For the data below, report only the number of lines containing the string "after".

_Data items_
::::

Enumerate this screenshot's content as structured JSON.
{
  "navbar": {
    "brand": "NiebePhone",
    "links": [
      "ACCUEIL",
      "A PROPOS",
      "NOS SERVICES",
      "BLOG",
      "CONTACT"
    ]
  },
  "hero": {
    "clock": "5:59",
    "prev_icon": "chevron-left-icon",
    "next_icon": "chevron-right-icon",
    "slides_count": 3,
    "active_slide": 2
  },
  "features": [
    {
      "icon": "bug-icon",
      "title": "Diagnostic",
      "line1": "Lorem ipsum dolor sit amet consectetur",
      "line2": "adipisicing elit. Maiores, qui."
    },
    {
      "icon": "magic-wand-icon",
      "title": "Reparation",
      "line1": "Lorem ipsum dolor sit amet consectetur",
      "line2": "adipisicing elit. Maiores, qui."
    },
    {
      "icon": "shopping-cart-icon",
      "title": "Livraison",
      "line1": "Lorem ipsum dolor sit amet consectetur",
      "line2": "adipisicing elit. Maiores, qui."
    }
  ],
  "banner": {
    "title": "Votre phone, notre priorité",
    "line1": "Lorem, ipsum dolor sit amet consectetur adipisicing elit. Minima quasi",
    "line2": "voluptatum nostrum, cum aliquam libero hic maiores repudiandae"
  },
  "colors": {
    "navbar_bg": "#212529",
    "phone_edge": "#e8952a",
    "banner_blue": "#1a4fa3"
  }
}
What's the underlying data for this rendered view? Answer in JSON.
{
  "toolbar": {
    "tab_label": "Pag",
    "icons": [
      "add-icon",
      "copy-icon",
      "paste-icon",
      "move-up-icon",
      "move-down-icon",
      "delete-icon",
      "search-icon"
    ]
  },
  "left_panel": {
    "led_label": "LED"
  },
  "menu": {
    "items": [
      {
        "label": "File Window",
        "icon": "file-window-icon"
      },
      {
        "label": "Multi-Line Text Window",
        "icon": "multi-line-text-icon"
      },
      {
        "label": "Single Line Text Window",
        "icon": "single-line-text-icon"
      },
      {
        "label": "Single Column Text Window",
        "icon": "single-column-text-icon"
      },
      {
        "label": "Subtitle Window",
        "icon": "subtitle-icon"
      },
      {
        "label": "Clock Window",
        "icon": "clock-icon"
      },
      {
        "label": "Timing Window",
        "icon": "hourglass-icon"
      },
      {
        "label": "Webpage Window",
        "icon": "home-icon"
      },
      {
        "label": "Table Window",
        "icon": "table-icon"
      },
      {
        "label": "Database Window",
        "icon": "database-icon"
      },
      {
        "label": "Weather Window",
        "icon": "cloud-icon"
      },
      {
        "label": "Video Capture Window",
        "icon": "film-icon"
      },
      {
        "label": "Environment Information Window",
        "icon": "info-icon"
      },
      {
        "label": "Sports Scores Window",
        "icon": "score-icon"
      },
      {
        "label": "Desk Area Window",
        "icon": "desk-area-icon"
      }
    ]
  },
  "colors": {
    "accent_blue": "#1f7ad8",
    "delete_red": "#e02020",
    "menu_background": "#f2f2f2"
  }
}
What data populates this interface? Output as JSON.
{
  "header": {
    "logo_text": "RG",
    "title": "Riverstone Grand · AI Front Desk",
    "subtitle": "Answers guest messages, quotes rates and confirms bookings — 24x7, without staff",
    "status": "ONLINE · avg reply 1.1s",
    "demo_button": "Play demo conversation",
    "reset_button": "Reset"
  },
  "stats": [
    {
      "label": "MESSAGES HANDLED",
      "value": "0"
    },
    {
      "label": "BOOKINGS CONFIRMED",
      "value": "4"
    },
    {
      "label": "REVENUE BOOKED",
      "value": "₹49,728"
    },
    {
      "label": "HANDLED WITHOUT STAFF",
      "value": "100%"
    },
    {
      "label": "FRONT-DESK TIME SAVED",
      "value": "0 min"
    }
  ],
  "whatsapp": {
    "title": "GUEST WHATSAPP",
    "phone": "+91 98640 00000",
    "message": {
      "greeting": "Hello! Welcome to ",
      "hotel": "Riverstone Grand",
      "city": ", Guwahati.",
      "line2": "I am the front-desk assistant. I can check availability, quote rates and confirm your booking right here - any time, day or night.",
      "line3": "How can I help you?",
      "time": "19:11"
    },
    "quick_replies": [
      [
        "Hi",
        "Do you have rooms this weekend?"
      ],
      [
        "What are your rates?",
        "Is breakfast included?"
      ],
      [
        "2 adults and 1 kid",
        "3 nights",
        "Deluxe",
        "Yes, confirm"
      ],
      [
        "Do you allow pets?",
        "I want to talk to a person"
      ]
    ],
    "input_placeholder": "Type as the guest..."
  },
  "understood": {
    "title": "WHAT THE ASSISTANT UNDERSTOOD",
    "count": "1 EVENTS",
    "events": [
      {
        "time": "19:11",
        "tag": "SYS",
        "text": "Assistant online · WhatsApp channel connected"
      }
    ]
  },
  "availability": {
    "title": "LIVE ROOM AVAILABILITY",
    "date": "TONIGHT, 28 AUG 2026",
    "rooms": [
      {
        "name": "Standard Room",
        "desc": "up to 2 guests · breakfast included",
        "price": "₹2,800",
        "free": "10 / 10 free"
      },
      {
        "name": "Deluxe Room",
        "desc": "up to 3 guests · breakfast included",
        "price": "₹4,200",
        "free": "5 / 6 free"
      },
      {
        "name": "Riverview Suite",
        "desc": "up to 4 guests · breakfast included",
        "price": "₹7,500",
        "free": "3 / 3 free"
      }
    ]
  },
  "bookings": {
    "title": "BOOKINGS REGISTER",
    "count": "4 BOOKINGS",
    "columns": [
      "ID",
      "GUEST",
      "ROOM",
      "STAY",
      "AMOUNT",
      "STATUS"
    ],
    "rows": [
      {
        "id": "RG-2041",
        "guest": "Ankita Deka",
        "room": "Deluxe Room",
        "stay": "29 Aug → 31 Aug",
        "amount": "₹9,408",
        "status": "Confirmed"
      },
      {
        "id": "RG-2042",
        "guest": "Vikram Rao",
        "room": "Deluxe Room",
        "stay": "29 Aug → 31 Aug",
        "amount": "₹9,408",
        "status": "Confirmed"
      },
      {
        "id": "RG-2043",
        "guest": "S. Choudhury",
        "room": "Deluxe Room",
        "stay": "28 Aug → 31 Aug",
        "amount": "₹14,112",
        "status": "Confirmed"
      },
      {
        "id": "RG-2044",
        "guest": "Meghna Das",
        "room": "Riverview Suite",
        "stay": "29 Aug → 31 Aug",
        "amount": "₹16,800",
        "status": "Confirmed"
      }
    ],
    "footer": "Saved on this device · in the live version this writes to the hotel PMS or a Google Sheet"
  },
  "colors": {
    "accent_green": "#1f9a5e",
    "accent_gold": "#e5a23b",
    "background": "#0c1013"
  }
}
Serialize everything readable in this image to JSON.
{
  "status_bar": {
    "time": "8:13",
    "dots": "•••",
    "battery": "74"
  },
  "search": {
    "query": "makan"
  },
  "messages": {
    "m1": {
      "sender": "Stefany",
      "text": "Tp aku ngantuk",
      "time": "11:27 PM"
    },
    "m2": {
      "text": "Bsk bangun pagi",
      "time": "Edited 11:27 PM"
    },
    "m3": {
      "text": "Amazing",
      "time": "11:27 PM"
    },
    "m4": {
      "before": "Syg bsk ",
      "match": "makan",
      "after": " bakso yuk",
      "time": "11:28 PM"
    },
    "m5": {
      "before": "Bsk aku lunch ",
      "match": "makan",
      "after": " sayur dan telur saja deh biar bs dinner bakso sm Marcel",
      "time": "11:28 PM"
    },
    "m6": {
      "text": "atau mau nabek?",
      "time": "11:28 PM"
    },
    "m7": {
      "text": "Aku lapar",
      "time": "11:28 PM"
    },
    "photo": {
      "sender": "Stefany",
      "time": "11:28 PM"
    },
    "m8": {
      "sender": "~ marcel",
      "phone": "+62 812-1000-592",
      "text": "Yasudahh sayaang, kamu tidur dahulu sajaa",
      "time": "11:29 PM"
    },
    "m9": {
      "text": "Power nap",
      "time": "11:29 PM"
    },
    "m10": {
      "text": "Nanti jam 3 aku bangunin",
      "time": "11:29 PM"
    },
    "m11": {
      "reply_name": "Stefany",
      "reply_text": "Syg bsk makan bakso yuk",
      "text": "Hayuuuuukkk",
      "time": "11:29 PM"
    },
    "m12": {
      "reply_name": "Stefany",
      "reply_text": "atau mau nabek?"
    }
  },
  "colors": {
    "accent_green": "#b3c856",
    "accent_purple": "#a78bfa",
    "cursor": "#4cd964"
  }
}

::::

_Finished answer_
2